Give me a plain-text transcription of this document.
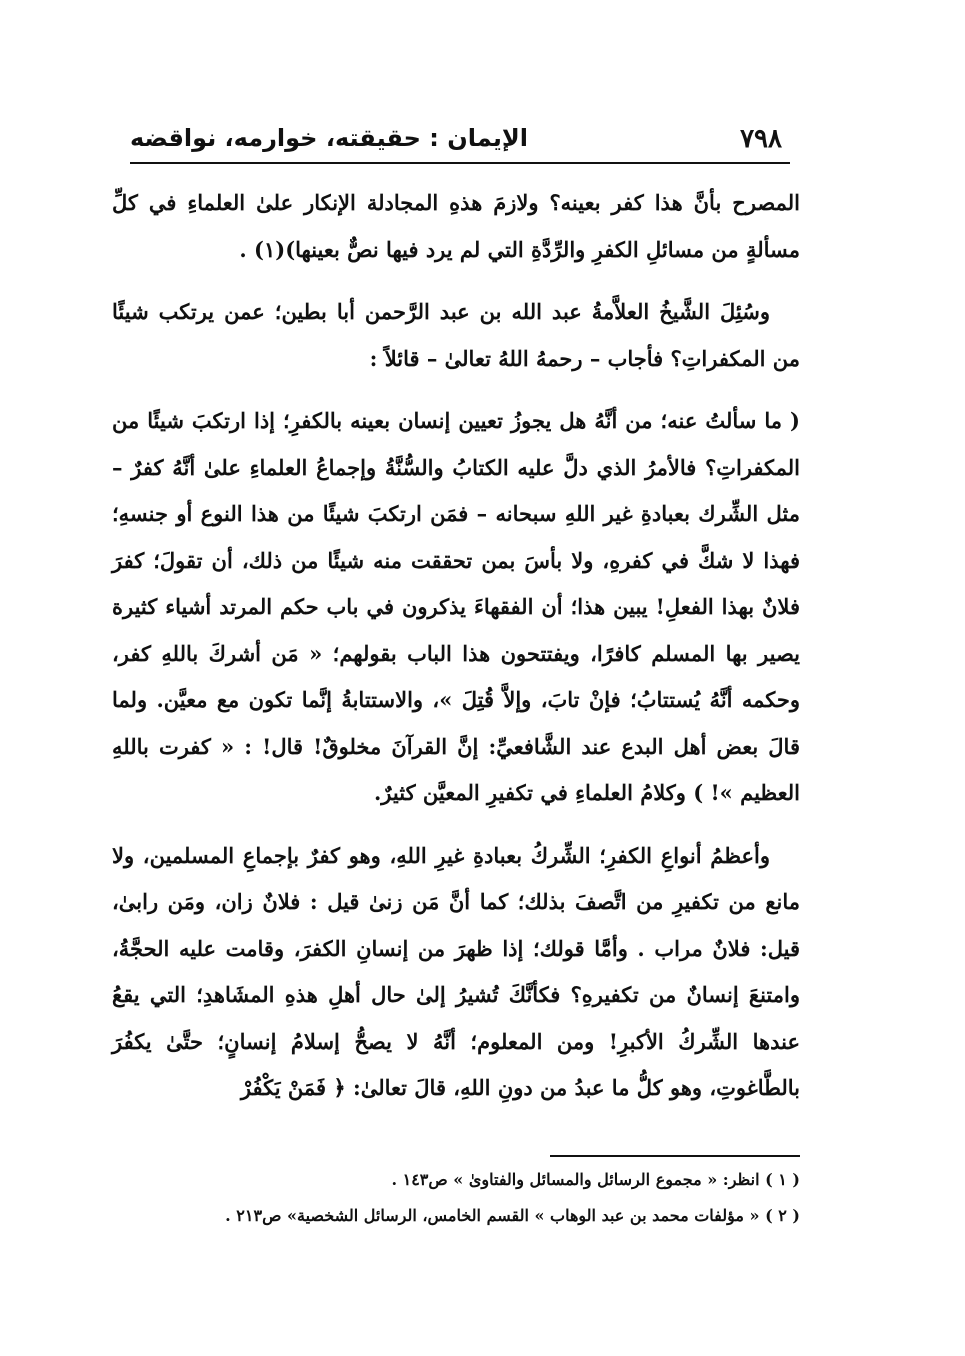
٧٩٨
الإيمان : حقيقته، خوارمه، نواقضه

المصرح بأنَّ هذا كفر بعينه؟ ولازمَ هذهِ المجادلة الإنكار علىٰ العلماءِ في كلِّ مسألةٍ من مسائلِ الكفرِ والرِّدَّةِ التي لم يرد فيها نصٌّ بعينها)(١) .

وسُئِلَ الشَّيخُ العلاَّمةُ عبد الله بن عبد الرَّحمن أبا بطين؛ عمن يرتكب شيئًا من المكفراتِ؟ فأجاب – رحمهُ اللهُ تعالىٰ – قائلاً :

( ما سألتُ عنه؛ من أنَّهُ هل يجوزُ تعيين إنسان بعينه بالكفرِ؛ إذا ارتكبَ شيئًا من المكفراتِ؟ فالأمرُ الذي دلَّ عليه الكتابُ والسُّنَّةُ وإجماعُ العلماءِ علىٰ أنَّهُ كفرٌ – مثل الشِّرك بعبادةِ غير اللهِ سبحانه – فمَن ارتكبَ شيئًا من هذا النوع أو جنسهِ؛ فهذا لا شكَّ في كفرهِ، ولا بأسَ بمن تحققت منه شيئًا من ذلك، أن تقولَ؛ كفرَ فلانٌ بهذا الفعلِ! يبين هذا؛ أن الفقهاءَ يذكرون في باب حكم المرتد أشياء كثيرة يصير بها المسلم كافرًا، ويفتتحون هذا الباب بقولهم؛ « مَن أشركَ باللهِ كفر، وحكمه أنَّهُ يُستتابُ؛ فإنْ تابَ، وإلاَّ قُتِلَ »، والاستتابةُ إنَّما تكون مع معيَّن. ولما قالَ بعض أهل البدع عند الشَّافعيِّ: إنَّ القرآنَ مخلوقٌ! قال! : « كفرت باللهِ العظيم »! ) وكلامُ العلماءِ في تكفيرِ المعيَّن كثيرٌ.

وأعظمُ أنواعِ الكفرِ؛ الشِّركُ بعبادةِ غيرِ اللهِ، وهو كفرٌ بإجماعِ المسلمين، ولا مانع من تكفيرِ من اتَّصفَ بذلك؛ كما أنَّ مَن زنىٰ قيل : فلانٌ زان، ومَن رابىٰ، قيل: فلانٌ مراب . وأمَّا قولك؛ إذا ظهرَ من إنسانِ الكفرَ، وقامت عليه الحجَّةُ، وامتنعَ إنسانٌ من تكفيرهِ؟ فكأنَّكَ تُشيرُ إلىٰ حال أهلِ هذهِ المشَاهدِ؛ التي يقعُ عندها الشِّركُ الأكبرِ! ومن المعلوم؛ أنَّهُ لا يصحُّ إسلامُ إنسانٍ؛ حتَّىٰ يكفُرَ بالطَّاغوتِ، وهو كلُّ ما عبدُ من دونِ اللهِ، قالَ تعالىٰ: ﴿ فَمَنْ يَكْفُرْ

( ١ ) انظر: « مجموع الرسائل والمسائل والفتاوىٰ » ص١٤٣ .

( ٢ ) « مؤلفات محمد بن عبد الوهاب » القسم الخامس، الرسائل الشخصية» ص٢١٣ .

[WHAT YOU HAVE TO DO]: Of the lines in this listing, report how many contain the string "بعبادة", and give the number only.

[EXERCISE ANSWER]: 2